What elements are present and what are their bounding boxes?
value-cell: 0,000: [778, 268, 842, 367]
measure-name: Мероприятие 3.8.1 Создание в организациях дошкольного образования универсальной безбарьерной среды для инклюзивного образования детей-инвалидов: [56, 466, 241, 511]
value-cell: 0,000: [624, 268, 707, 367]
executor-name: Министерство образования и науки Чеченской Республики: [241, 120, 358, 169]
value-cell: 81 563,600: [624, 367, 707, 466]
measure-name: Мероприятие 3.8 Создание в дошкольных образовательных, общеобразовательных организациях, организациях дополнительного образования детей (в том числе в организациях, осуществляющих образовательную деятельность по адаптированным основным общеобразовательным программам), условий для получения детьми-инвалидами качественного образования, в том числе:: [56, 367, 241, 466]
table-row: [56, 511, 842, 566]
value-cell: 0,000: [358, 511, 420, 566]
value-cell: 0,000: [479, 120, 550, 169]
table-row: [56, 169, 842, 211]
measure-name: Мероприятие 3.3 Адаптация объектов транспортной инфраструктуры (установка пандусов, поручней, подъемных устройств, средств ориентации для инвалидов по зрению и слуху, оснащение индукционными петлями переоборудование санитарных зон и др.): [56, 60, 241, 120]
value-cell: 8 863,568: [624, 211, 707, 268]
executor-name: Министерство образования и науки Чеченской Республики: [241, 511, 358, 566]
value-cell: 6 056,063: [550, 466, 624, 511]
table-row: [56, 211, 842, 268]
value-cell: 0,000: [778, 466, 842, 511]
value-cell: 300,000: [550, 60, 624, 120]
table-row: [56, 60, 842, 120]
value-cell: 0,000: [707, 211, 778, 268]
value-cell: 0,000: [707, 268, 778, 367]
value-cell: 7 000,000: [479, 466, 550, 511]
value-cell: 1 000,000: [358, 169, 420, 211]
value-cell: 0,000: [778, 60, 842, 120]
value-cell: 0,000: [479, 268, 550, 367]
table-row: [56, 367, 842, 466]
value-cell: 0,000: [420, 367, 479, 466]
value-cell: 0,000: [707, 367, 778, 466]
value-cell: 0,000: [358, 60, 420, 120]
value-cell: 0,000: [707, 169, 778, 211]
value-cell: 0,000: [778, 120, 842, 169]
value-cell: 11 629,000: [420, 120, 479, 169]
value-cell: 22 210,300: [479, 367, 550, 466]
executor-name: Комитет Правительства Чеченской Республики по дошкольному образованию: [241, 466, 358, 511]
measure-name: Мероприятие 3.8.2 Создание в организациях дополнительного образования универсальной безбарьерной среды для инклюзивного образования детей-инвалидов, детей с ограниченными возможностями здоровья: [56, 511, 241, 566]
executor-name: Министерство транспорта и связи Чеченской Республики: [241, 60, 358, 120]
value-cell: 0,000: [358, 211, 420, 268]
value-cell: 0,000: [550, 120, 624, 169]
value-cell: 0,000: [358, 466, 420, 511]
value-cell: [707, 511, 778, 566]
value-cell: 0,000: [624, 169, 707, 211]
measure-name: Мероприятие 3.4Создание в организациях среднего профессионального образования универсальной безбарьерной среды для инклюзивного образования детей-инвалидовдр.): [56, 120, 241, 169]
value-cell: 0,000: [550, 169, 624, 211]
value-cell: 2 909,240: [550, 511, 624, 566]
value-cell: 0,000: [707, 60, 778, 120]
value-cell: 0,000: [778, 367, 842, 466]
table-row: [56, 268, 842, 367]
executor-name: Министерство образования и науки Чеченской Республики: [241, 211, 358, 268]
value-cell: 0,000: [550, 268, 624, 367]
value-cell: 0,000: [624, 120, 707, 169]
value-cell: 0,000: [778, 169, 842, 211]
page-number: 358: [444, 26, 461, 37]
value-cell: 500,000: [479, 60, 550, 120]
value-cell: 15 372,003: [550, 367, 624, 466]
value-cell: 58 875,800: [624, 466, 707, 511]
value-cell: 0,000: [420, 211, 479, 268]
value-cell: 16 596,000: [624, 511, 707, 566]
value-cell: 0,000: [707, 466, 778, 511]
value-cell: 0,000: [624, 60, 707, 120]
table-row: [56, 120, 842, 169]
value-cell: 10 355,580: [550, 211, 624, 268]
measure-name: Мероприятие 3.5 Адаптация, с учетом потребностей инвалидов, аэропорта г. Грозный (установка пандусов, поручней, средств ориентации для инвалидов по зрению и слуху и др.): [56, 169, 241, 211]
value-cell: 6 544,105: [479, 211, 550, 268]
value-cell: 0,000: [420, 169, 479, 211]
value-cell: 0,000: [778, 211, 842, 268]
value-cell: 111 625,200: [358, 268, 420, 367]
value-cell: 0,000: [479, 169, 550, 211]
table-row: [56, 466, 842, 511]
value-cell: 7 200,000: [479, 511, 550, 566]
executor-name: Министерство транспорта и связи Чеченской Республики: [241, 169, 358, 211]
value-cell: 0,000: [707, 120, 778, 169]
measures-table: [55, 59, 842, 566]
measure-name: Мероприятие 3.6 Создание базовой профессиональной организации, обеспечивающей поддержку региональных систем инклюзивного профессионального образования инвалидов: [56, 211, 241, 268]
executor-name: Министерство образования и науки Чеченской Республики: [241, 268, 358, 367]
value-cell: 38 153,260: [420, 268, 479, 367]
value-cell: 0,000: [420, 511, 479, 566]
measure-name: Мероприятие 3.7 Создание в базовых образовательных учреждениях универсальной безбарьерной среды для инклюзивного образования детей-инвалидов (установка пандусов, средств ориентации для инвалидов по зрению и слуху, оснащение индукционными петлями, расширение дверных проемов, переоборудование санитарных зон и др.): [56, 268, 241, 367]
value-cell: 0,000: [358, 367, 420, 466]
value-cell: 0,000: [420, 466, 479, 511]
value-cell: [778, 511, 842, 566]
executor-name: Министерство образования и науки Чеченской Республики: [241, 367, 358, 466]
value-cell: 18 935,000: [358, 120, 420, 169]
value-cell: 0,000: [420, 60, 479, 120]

[What to produce]
Copy all of the records above line for line, with every character unchanged.

[Response to this task]
What elements are present and what are their bounding boxes?
value-cell: 0,000: [778, 268, 842, 367]
measure-name: Мероприятие 3.8.1 Создание в организациях дошкольного образования универсальной безбарьерной среды для инклюзивного образования детей-инвалидов: [56, 466, 241, 511]
value-cell: 0,000: [624, 268, 707, 367]
executor-name: Министерство образования и науки Чеченской Республики: [241, 120, 358, 169]
value-cell: 81 563,600: [624, 367, 707, 466]
measure-name: Мероприятие 3.8 Создание в дошкольных образовательных, общеобразовательных организациях, организациях дополнительного образования детей (в том числе в организациях, осуществляющих образовательную деятельность по адаптированным основным общеобразовательным программам), условий для получения детьми-инвалидами качественного образования, в том числе:: [56, 367, 241, 466]
table-row: [56, 511, 842, 566]
value-cell: 0,000: [358, 511, 420, 566]
value-cell: 0,000: [479, 120, 550, 169]
table-row: [56, 169, 842, 211]
measure-name: Мероприятие 3.3 Адаптация объектов транспортной инфраструктуры (установка пандусов, поручней, подъемных устройств, средств ориентации для инвалидов по зрению и слуху, оснащение индукционными петлями переоборудование санитарных зон и др.): [56, 60, 241, 120]
value-cell: 8 863,568: [624, 211, 707, 268]
executor-name: Министерство образования и науки Чеченской Республики: [241, 511, 358, 566]
value-cell: 6 056,063: [550, 466, 624, 511]
table-row: [56, 211, 842, 268]
value-cell: 0,000: [778, 466, 842, 511]
value-cell: 300,000: [550, 60, 624, 120]
table-row: [56, 60, 842, 120]
value-cell: 0,000: [707, 211, 778, 268]
value-cell: 0,000: [707, 268, 778, 367]
value-cell: 7 000,000: [479, 466, 550, 511]
value-cell: 1 000,000: [358, 169, 420, 211]
value-cell: 0,000: [778, 60, 842, 120]
value-cell: 0,000: [479, 268, 550, 367]
table-row: [56, 367, 842, 466]
value-cell: 0,000: [420, 367, 479, 466]
value-cell: 0,000: [707, 367, 778, 466]
value-cell: 0,000: [358, 60, 420, 120]
value-cell: 0,000: [707, 169, 778, 211]
value-cell: 0,000: [778, 120, 842, 169]
value-cell: 11 629,000: [420, 120, 479, 169]
value-cell: 22 210,300: [479, 367, 550, 466]
executor-name: Комитет Правительства Чеченской Республики по дошкольному образованию: [241, 466, 358, 511]
measure-name: Мероприятие 3.8.2 Создание в организациях дополнительного образования универсальной безбарьерной среды для инклюзивного образования детей-инвалидов, детей с ограниченными возможностями здоровья: [56, 511, 241, 566]
executor-name: Министерство транспорта и связи Чеченской Республики: [241, 60, 358, 120]
value-cell: 0,000: [358, 211, 420, 268]
value-cell: 0,000: [550, 120, 624, 169]
value-cell: 0,000: [358, 466, 420, 511]
value-cell: [707, 511, 778, 566]
value-cell: 0,000: [624, 169, 707, 211]
measure-name: Мероприятие 3.4Создание в организациях среднего профессионального образования универсальной безбарьерной среды для инклюзивного образования детей-инвалидовдр.): [56, 120, 241, 169]
value-cell: 0,000: [550, 169, 624, 211]
value-cell: 2 909,240: [550, 511, 624, 566]
value-cell: 0,000: [707, 60, 778, 120]
value-cell: 0,000: [778, 367, 842, 466]
table-row: [56, 268, 842, 367]
executor-name: Министерство образования и науки Чеченской Республики: [241, 211, 358, 268]
value-cell: 0,000: [550, 268, 624, 367]
value-cell: 0,000: [624, 120, 707, 169]
value-cell: 0,000: [778, 169, 842, 211]
page-number: 358: [444, 26, 461, 37]
value-cell: 500,000: [479, 60, 550, 120]
value-cell: 15 372,003: [550, 367, 624, 466]
value-cell: 58 875,800: [624, 466, 707, 511]
value-cell: 0,000: [420, 211, 479, 268]
value-cell: 16 596,000: [624, 511, 707, 566]
value-cell: 0,000: [707, 466, 778, 511]
value-cell: 0,000: [624, 60, 707, 120]
table-row: [56, 120, 842, 169]
value-cell: 10 355,580: [550, 211, 624, 268]
measure-name: Мероприятие 3.5 Адаптация, с учетом потребностей инвалидов, аэропорта г. Грозный (установка пандусов, поручней, средств ориентации для инвалидов по зрению и слуху и др.): [56, 169, 241, 211]
value-cell: 6 544,105: [479, 211, 550, 268]
value-cell: 0,000: [420, 169, 479, 211]
value-cell: 0,000: [778, 211, 842, 268]
value-cell: 111 625,200: [358, 268, 420, 367]
value-cell: 0,000: [479, 169, 550, 211]
table-row: [56, 466, 842, 511]
value-cell: 7 200,000: [479, 511, 550, 566]
executor-name: Министерство транспорта и связи Чеченской Республики: [241, 169, 358, 211]
value-cell: 0,000: [707, 120, 778, 169]
measures-table: [55, 59, 842, 566]
measure-name: Мероприятие 3.6 Создание базовой профессиональной организации, обеспечивающей поддержку региональных систем инклюзивного профессионального образования инвалидов: [56, 211, 241, 268]
executor-name: Министерство образования и науки Чеченской Республики: [241, 268, 358, 367]
value-cell: 38 153,260: [420, 268, 479, 367]
value-cell: 0,000: [420, 511, 479, 566]
measure-name: Мероприятие 3.7 Создание в базовых образовательных учреждениях универсальной безбарьерной среды для инклюзивного образования детей-инвалидов (установка пандусов, средств ориентации для инвалидов по зрению и слуху, оснащение индукционными петлями, расширение дверных проемов, переоборудование санитарных зон и др.): [56, 268, 241, 367]
value-cell: 0,000: [358, 367, 420, 466]
value-cell: 0,000: [420, 466, 479, 511]
value-cell: [778, 511, 842, 566]
executor-name: Министерство образования и науки Чеченской Республики: [241, 367, 358, 466]
value-cell: 18 935,000: [358, 120, 420, 169]
value-cell: 0,000: [420, 60, 479, 120]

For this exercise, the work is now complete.